Reproduce the listing below exactly, minus its pictures.

--- start of Data for processing ---

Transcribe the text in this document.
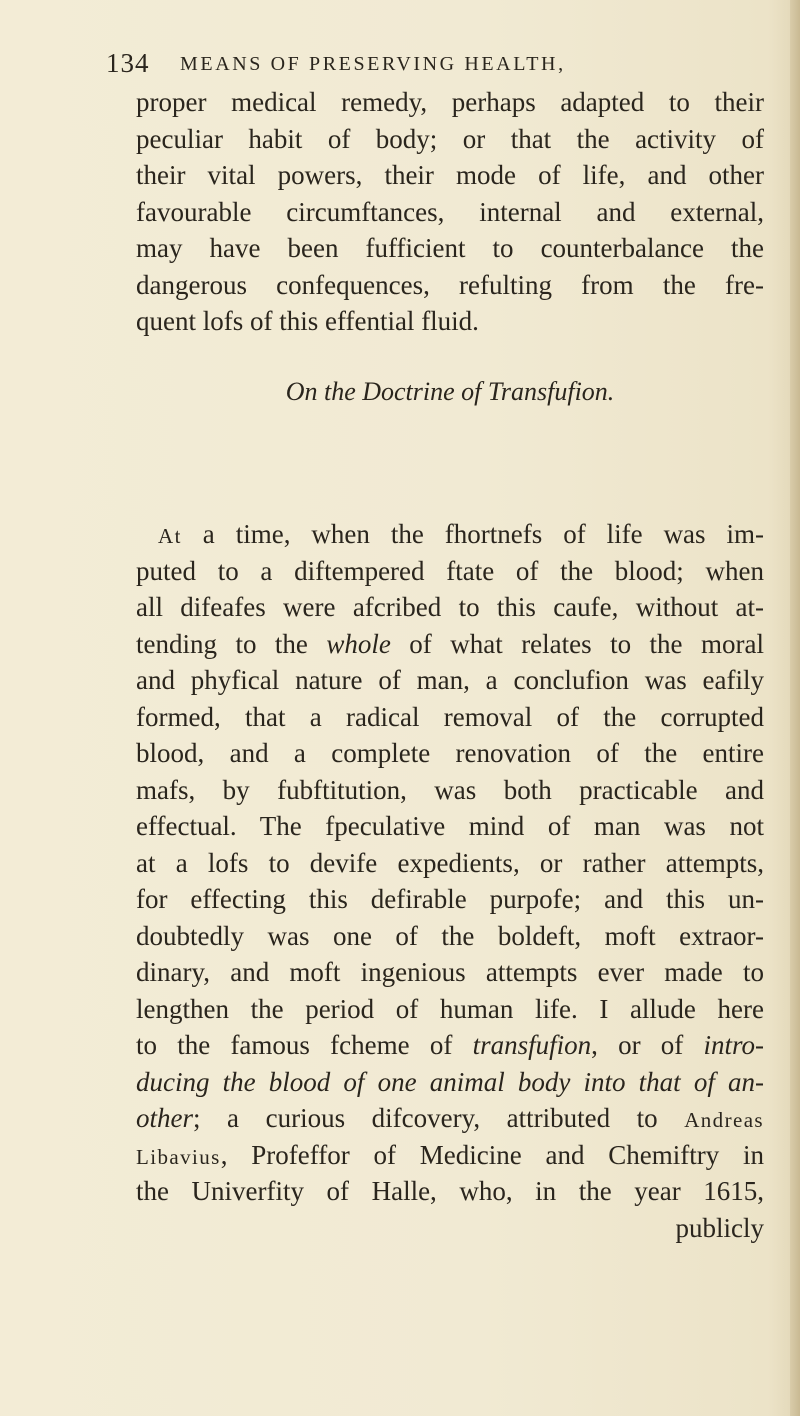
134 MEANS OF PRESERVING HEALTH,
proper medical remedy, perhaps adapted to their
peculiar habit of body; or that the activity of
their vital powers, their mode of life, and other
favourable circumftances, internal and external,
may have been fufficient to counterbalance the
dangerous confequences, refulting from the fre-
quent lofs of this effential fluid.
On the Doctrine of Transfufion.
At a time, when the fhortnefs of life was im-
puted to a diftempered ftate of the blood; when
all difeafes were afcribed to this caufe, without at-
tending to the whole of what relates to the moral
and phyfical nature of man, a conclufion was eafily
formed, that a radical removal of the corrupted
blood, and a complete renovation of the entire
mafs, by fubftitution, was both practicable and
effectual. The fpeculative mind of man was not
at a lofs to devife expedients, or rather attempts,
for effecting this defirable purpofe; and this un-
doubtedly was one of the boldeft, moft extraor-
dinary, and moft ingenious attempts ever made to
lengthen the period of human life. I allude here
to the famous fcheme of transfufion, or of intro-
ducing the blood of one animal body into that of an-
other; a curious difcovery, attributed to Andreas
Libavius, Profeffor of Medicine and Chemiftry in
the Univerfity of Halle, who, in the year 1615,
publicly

--- end of Data for processing ---

Right answer
Transcribe the text in this document.
134 MEANS OF PRESERVING HEALTH,
proper medical remedy, perhaps adapted to their
peculiar habit of body; or that the activity of
their vital powers, their mode of life, and other
favourable circumftances, internal and external,
may have been fufficient to counterbalance the
dangerous confequences, refulting from the fre-
quent lofs of this effential fluid.
On the Doctrine of Transfufion.
At a time, when the fhortnefs of life was im-
puted to a diftempered ftate of the blood; when
all difeafes were afcribed to this caufe, without at-
tending to the whole of what relates to the moral
and phyfical nature of man, a conclufion was eafily
formed, that a radical removal of the corrupted
blood, and a complete renovation of the entire
mafs, by fubftitution, was both practicable and
effectual. The fpeculative mind of man was not
at a lofs to devife expedients, or rather attempts,
for effecting this defirable purpofe; and this un-
doubtedly was one of the boldeft, moft extraor-
dinary, and moft ingenious attempts ever made to
lengthen the period of human life. I allude here
to the famous fcheme of transfufion, or of intro-
ducing the blood of one animal body into that of an-
other; a curious difcovery, attributed to Andreas
Libavius, Profeffor of Medicine and Chemiftry in
the Univerfity of Halle, who, in the year 1615,
publicly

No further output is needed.